◆ **Document section**
What happens with Clint is the fairytale conclusion - the one who doesn't try to take her away she voluntarily follows. It's also children's/teenage logic really, not doing what you're told, not conforming to expectations. There's the fascination, that of all of them Clint actually came close to giving her what she suddenly realised that she wanted...and then didn't. Then, out of all of them, he is the one most like her. But then he goes further, because he's able to kill the people who took her when she couldn't.

It's kind of sad really, that Natasha has all those opportunities to leave and can't take them, because she's afraid of leaving the monsters she knows or because those monsters have made it so she can't, and she can't tell which, and in the end she walks away with Clint, another assassin, to SHIELD, to an adult and painful life. But then would an ambiguous life in the Dreaming, or running wild with the Doctor, or being a vampire/vampire's toy worked out better considering the person that she is?

There's a bit of an arc about growing up thrown in as well, from losing the capacity to dream, to taking business over adventure and knowing rather than experiencing, to sexuality, to no longer feeling like a child even when amongst people older, to realising what it is you want...to not getting it and chasing something else, finally walking away with the new. And some other stuff, but children and fairytales were the things this was built with :)

◆ **Data entries**

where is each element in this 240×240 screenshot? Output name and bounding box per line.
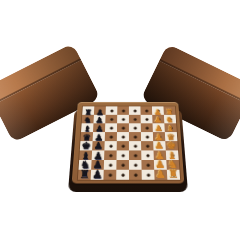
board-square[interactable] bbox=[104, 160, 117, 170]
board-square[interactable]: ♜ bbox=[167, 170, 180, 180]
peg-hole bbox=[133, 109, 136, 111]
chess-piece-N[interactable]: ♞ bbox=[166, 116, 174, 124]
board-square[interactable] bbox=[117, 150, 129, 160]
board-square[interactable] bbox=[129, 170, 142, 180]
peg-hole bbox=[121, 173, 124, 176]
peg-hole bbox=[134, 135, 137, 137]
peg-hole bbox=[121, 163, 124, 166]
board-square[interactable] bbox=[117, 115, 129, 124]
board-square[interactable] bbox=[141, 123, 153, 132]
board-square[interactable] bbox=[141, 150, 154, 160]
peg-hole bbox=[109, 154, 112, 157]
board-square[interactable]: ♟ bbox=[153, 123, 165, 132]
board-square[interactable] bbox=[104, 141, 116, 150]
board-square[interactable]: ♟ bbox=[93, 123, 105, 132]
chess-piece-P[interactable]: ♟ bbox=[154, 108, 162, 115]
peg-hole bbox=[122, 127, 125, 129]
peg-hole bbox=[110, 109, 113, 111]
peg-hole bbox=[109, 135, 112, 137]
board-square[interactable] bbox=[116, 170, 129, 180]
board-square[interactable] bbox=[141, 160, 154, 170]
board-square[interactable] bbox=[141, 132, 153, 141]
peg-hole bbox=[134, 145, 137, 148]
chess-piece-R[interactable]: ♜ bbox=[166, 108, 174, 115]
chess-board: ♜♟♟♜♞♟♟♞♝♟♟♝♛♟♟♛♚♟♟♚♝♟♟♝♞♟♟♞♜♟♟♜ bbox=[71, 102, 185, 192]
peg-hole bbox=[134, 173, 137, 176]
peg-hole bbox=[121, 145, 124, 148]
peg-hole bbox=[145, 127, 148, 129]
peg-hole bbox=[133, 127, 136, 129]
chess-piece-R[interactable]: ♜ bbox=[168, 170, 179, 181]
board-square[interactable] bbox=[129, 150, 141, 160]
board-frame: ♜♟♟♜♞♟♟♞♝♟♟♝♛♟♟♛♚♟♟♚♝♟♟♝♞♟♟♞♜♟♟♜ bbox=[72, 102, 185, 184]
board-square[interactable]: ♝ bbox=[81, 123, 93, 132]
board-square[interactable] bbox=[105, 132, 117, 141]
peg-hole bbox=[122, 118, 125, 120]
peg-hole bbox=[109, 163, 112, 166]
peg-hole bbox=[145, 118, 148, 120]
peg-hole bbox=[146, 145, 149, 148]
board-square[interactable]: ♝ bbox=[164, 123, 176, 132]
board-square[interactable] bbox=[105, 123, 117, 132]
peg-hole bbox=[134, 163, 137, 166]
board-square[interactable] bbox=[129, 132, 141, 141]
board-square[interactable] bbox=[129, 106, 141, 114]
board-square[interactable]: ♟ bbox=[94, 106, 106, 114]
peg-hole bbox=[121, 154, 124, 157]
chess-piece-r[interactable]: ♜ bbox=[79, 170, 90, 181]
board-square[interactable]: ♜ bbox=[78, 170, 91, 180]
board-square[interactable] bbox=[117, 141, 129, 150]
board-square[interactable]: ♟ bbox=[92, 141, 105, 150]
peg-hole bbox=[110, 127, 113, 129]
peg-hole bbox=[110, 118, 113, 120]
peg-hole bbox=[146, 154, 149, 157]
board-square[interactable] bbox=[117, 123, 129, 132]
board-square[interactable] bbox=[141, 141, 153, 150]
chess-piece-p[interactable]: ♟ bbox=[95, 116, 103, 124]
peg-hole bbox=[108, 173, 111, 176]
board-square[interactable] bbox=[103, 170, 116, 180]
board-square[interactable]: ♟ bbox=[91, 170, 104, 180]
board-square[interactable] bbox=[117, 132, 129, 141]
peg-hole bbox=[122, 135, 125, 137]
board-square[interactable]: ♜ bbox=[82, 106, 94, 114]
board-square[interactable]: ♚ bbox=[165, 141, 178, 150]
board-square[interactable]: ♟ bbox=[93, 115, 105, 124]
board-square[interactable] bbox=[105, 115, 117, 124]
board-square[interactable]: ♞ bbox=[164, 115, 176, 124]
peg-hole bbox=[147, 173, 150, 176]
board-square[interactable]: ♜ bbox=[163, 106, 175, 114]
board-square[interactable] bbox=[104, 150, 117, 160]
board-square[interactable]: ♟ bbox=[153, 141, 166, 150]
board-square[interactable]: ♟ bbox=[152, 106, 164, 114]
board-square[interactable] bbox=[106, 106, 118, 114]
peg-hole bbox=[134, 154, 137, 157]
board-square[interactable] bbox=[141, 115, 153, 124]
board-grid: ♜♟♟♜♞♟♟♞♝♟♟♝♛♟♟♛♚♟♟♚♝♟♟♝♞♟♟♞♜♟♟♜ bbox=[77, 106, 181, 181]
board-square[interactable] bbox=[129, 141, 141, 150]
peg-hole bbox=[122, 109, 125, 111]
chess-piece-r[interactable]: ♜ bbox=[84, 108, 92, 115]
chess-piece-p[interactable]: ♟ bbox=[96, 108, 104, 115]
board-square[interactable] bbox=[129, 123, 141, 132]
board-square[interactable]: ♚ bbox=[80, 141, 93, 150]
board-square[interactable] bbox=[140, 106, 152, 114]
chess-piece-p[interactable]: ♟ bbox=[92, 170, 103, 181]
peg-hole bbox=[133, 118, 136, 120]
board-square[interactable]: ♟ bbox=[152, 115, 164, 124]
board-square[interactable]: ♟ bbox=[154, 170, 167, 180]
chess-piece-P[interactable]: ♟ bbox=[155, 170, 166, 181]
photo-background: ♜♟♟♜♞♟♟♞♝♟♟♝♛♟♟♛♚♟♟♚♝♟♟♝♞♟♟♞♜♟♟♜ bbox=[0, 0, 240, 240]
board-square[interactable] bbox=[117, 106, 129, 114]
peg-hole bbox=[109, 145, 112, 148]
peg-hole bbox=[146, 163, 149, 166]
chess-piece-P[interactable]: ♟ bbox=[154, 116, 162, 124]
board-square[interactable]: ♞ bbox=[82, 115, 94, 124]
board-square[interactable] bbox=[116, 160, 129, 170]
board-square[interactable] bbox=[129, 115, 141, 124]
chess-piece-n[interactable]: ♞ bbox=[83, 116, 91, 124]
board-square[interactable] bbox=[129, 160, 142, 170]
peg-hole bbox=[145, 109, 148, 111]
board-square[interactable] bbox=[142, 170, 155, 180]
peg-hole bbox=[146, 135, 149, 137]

◆ **Goal**
Reproduce the passage of the commentary from "There's a bit" through "built with :)", replacing "adventure" with "exploration".

◆ **Full answer**
There's a bit of an arc about growing up thrown in as well, from losing the capacity to dream, to taking business over exploration and knowing rather than experiencing, to sexuality, to no longer feeling like a child even when amongst people older, to realising what it is you want...to not getting it and chasing something else, finally walking away with the new. And some other stuff, but children and fairytales were the things this was built with :)